--- Source records ---
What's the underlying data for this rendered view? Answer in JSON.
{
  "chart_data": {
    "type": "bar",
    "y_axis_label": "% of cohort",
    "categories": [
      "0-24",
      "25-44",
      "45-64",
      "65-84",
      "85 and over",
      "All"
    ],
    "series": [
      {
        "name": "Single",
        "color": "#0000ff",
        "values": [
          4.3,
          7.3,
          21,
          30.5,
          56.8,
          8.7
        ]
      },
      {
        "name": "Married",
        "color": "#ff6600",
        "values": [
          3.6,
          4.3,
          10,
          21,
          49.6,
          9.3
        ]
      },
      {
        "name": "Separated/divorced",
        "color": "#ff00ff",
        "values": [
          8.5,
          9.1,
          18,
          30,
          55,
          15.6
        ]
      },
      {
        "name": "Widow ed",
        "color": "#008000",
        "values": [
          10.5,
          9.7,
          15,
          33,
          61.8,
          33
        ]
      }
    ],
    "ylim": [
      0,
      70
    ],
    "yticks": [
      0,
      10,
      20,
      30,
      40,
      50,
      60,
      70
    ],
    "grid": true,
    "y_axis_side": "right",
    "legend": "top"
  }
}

--- Goal of the exercise ---
Copy out all of the data exactly, leaving nothing out.

--- Correct answer ---
What's the underlying data for this rendered view? Answer in JSON.
{
  "chart_data": {
    "type": "bar",
    "y_axis_label": "% of cohort",
    "categories": [
      "0-24",
      "25-44",
      "45-64",
      "65-84",
      "85 and over",
      "All"
    ],
    "series": [
      {
        "name": "Single",
        "color": "#0000ff",
        "values": [
          4.3,
          7.3,
          21,
          30.5,
          56.8,
          8.7
        ]
      },
      {
        "name": "Married",
        "color": "#ff6600",
        "values": [
          3.6,
          4.3,
          10,
          21,
          49.6,
          9.3
        ]
      },
      {
        "name": "Separated/divorced",
        "color": "#ff00ff",
        "values": [
          8.5,
          9.1,
          18,
          30,
          55,
          15.6
        ]
      },
      {
        "name": "Widow ed",
        "color": "#008000",
        "values": [
          10.5,
          9.7,
          15,
          33,
          61.8,
          33
        ]
      }
    ],
    "ylim": [
      0,
      70
    ],
    "yticks": [
      0,
      10,
      20,
      30,
      40,
      50,
      60,
      70
    ],
    "grid": true,
    "y_axis_side": "right",
    "legend": "top"
  }
}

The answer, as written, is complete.